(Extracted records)
↓↓↓
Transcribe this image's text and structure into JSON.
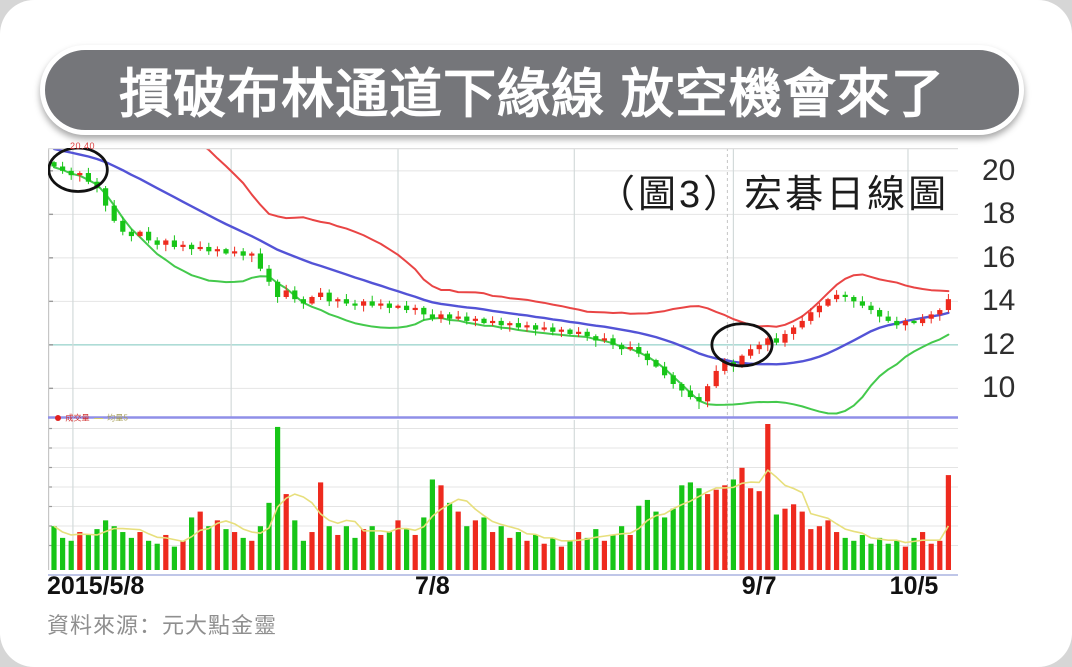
{
  "banner": {
    "title": "摜破布林通道下緣線  放空機會來了"
  },
  "figure": {
    "label": "（圖3）宏碁日線圖",
    "source": "資料來源：元大點金靈",
    "corner_price_label": "20.40"
  },
  "legend": {
    "volume_label": "成交量",
    "avg_volume_label": "均量5"
  },
  "colors": {
    "banner_bg": "#75767a",
    "candle_up": "#ee2a1e",
    "candle_down": "#17c517",
    "boll_upper": "#e94545",
    "boll_middle": "#5353d6",
    "boll_lower": "#44c94c",
    "volume_avg_line": "#e7df7c",
    "grid": "#e4e4e4",
    "grid_vertical": "#d3dada",
    "teal_gridline": "#aedcd6",
    "panel_separator": "#8f8fe8",
    "annotation": "#111111"
  },
  "chart_data": {
    "type": "candlestick",
    "title": "（圖3）宏碁日線圖",
    "panels": [
      "price",
      "volume"
    ],
    "y_ticks": [
      10,
      12,
      14,
      16,
      18,
      20
    ],
    "y_range": [
      8.7,
      21.05
    ],
    "x_tick_labels": [
      {
        "label": "2015/5/8",
        "day": 0,
        "align": "left"
      },
      {
        "label": "7/8",
        "day": 44,
        "align": "center"
      },
      {
        "label": "9/7",
        "day": 82,
        "align": "center"
      },
      {
        "label": "10/5",
        "day": 100,
        "align": "center"
      }
    ],
    "vertical_grid_days": [
      2.2,
      20.6,
      40,
      60.5,
      79,
      99.3
    ],
    "dashed_crosshair_day": 78.3,
    "teal_line_price": 12,
    "bollinger_period": 20,
    "close": [
      20.2,
      20.0,
      19.8,
      19.9,
      19.5,
      19.2,
      18.4,
      17.7,
      17.2,
      17.0,
      17.2,
      16.8,
      16.6,
      16.8,
      16.5,
      16.6,
      16.4,
      16.5,
      16.3,
      16.4,
      16.2,
      16.3,
      16.1,
      16.2,
      15.5,
      14.9,
      14.2,
      14.5,
      14.1,
      13.9,
      14.2,
      14.4,
      14.0,
      14.1,
      13.9,
      13.8,
      14.0,
      13.8,
      13.9,
      13.7,
      13.8,
      13.6,
      13.7,
      13.4,
      13.2,
      13.4,
      13.2,
      13.3,
      13.1,
      13.2,
      13.0,
      13.1,
      12.9,
      13.0,
      12.8,
      12.9,
      12.7,
      12.8,
      12.6,
      12.7,
      12.5,
      12.6,
      12.4,
      12.2,
      12.3,
      12.0,
      11.8,
      11.9,
      11.6,
      11.3,
      11.0,
      10.6,
      10.2,
      9.9,
      9.6,
      9.4,
      10.1,
      10.8,
      11.2,
      11.0,
      11.5,
      11.8,
      12.0,
      12.3,
      12.1,
      12.5,
      12.8,
      13.1,
      13.5,
      13.8,
      14.1,
      14.3,
      14.2,
      14.0,
      13.8,
      13.6,
      13.3,
      13.1,
      12.9,
      13.1,
      13.0,
      13.2,
      13.4,
      13.6,
      14.1
    ],
    "volume": [
      30,
      22,
      20,
      26,
      24,
      28,
      34,
      30,
      26,
      22,
      26,
      20,
      18,
      24,
      16,
      20,
      36,
      40,
      30,
      34,
      28,
      26,
      22,
      20,
      30,
      46,
      98,
      52,
      34,
      20,
      26,
      60,
      30,
      24,
      30,
      22,
      28,
      30,
      24,
      26,
      34,
      28,
      24,
      36,
      62,
      58,
      46,
      40,
      30,
      34,
      36,
      26,
      30,
      22,
      26,
      20,
      24,
      18,
      22,
      16,
      20,
      26,
      22,
      28,
      20,
      24,
      30,
      24,
      44,
      48,
      40,
      36,
      42,
      58,
      60,
      56,
      52,
      55,
      58,
      62,
      70,
      56,
      54,
      100,
      38,
      42,
      45,
      40,
      28,
      30,
      34,
      26,
      22,
      20,
      24,
      18,
      22,
      18,
      20,
      16,
      22,
      26,
      18,
      20,
      65
    ],
    "crash_low_day": 75,
    "crash_low_price": 9.05,
    "annotations": [
      {
        "type": "ellipse",
        "day": 2.8,
        "price": 20.05,
        "rx_days": 3.4,
        "ry_price": 1.0,
        "meaning": "start of downtrend at upper area"
      },
      {
        "type": "ellipse",
        "day": 80.0,
        "price": 12.0,
        "rx_days": 3.5,
        "ry_price": 0.97,
        "meaning": "rebound candles crossing middle band near 9/7"
      }
    ]
  }
}
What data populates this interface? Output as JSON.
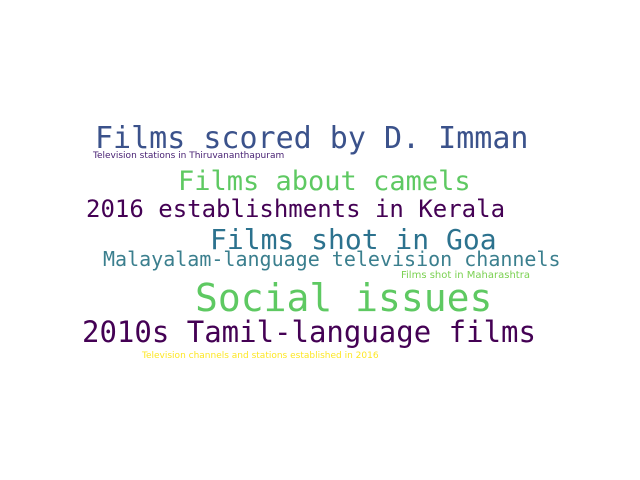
{
  "word_cloud": {
    "words": [
      {
        "text": "Films scored by D. Imman",
        "color": "#3b528b"
      },
      {
        "text": "Television stations in Thiruvananthapuram",
        "color": "#482173"
      },
      {
        "text": "Films about camels",
        "color": "#5ec962"
      },
      {
        "text": "2016 establishments in Kerala",
        "color": "#440154"
      },
      {
        "text": "Films shot in Goa",
        "color": "#2c728e"
      },
      {
        "text": "Malayalam-language television channels",
        "color": "#3b7f8e"
      },
      {
        "text": "Films shot in Maharashtra",
        "color": "#7ad151"
      },
      {
        "text": "Social issues",
        "color": "#5ec962"
      },
      {
        "text": "2010s Tamil-language films",
        "color": "#440154"
      },
      {
        "text": "Television channels and stations established in 2016",
        "color": "#fde725"
      }
    ]
  }
}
↑↑↑
▶ **WORK TO DO**
Report each line in the data that holds the word "meaning".

▶ **ANSWER TO THIS PROBLEM**
        "meaning": "start of downtrend at upper area"
        "meaning": "rebound candles crossing middle band near 9/7"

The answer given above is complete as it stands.